Dataset records
···

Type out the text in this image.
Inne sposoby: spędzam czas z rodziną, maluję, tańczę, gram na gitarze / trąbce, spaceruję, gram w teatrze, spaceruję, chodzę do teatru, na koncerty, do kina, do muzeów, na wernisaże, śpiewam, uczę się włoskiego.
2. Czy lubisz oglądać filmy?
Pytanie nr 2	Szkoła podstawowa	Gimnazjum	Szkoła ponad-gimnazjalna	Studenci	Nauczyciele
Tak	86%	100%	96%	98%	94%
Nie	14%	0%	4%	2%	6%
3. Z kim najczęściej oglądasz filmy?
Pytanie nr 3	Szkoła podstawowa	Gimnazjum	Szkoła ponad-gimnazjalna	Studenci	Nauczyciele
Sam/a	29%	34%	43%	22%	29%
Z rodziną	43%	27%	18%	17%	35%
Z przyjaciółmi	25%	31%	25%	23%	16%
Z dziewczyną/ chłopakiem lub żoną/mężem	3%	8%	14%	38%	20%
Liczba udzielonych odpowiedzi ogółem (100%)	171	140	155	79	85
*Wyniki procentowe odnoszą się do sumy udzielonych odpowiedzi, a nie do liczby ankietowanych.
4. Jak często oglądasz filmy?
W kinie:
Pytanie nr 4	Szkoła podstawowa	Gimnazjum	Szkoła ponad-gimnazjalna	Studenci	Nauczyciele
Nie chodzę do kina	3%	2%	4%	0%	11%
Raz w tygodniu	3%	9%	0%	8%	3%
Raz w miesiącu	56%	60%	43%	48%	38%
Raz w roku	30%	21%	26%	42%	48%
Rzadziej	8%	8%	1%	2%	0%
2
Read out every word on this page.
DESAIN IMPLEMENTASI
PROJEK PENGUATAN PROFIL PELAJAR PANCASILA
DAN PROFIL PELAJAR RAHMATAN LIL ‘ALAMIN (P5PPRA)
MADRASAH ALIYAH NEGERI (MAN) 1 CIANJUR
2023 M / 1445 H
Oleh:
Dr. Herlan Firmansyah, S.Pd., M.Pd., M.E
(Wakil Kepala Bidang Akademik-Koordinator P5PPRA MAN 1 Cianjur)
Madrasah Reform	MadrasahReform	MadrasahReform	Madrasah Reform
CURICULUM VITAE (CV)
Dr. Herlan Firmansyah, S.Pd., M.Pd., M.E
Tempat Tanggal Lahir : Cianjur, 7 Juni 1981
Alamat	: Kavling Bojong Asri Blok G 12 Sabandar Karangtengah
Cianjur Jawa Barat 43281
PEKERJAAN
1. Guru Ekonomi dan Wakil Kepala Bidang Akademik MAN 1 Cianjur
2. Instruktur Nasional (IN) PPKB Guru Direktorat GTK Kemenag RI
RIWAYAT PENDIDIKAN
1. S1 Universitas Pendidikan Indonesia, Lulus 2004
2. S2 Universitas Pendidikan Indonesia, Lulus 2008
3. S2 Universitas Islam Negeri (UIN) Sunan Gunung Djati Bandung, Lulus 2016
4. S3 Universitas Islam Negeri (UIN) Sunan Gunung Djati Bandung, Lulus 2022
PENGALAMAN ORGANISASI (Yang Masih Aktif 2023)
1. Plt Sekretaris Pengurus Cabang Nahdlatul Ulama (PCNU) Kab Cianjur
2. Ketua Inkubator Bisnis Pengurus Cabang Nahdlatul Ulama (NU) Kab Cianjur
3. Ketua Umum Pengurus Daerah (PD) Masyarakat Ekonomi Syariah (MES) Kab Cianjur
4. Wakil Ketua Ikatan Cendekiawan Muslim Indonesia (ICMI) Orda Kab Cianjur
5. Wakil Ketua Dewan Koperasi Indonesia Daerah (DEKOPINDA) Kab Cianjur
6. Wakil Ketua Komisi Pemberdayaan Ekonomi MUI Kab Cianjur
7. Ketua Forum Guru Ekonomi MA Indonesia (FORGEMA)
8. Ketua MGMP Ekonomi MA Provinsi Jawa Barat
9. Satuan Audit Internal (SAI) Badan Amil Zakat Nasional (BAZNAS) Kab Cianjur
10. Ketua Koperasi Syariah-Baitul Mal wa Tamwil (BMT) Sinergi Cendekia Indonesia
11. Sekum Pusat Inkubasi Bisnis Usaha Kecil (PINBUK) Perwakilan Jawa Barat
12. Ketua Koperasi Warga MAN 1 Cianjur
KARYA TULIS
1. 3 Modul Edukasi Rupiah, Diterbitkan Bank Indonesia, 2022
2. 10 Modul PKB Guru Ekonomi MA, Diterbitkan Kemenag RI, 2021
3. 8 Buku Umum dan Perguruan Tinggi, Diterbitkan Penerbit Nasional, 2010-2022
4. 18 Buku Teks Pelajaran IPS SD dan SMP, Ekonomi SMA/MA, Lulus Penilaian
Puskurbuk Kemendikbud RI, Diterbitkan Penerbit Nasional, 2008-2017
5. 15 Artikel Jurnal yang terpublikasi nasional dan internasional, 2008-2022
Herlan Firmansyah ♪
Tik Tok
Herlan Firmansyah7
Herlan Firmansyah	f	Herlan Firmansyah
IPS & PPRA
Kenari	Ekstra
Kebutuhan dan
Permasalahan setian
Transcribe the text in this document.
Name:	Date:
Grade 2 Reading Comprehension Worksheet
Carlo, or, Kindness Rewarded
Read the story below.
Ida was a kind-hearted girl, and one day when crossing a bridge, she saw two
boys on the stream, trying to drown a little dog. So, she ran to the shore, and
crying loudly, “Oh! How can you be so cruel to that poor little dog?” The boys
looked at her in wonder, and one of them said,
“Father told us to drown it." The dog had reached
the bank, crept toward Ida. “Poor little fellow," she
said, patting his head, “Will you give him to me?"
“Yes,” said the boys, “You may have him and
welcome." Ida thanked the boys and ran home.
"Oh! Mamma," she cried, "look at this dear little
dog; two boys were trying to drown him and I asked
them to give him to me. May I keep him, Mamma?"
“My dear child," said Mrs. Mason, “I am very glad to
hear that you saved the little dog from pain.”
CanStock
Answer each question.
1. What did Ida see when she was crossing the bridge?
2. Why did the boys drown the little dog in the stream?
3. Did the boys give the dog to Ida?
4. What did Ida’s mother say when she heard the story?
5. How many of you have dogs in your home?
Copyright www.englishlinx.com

···

Print again the material above, limited to the lines from the one holding "Transcribe the text in this document." through the last, inclusive.

**Exercise output**
Transcribe the text in this document.
Name:	Date:
Grade 2 Reading Comprehension Worksheet
Carlo, or, Kindness Rewarded
Read the story below.
Ida was a kind-hearted girl, and one day when crossing a bridge, she saw two
boys on the stream, trying to drown a little dog. So, she ran to the shore, and
crying loudly, “Oh! How can you be so cruel to that poor little dog?” The boys
looked at her in wonder, and one of them said,
“Father told us to drown it." The dog had reached
the bank, crept toward Ida. “Poor little fellow," she
said, patting his head, “Will you give him to me?"
“Yes,” said the boys, “You may have him and
welcome." Ida thanked the boys and ran home.
"Oh! Mamma," she cried, "look at this dear little
dog; two boys were trying to drown him and I asked
them to give him to me. May I keep him, Mamma?"
“My dear child," said Mrs. Mason, “I am very glad to
hear that you saved the little dog from pain.”
CanStock
Answer each question.
1. What did Ida see when she was crossing the bridge?
2. Why did the boys drown the little dog in the stream?
3. Did the boys give the dog to Ida?
4. What did Ida’s mother say when she heard the story?
5. How many of you have dogs in your home?
Copyright www.englishlinx.com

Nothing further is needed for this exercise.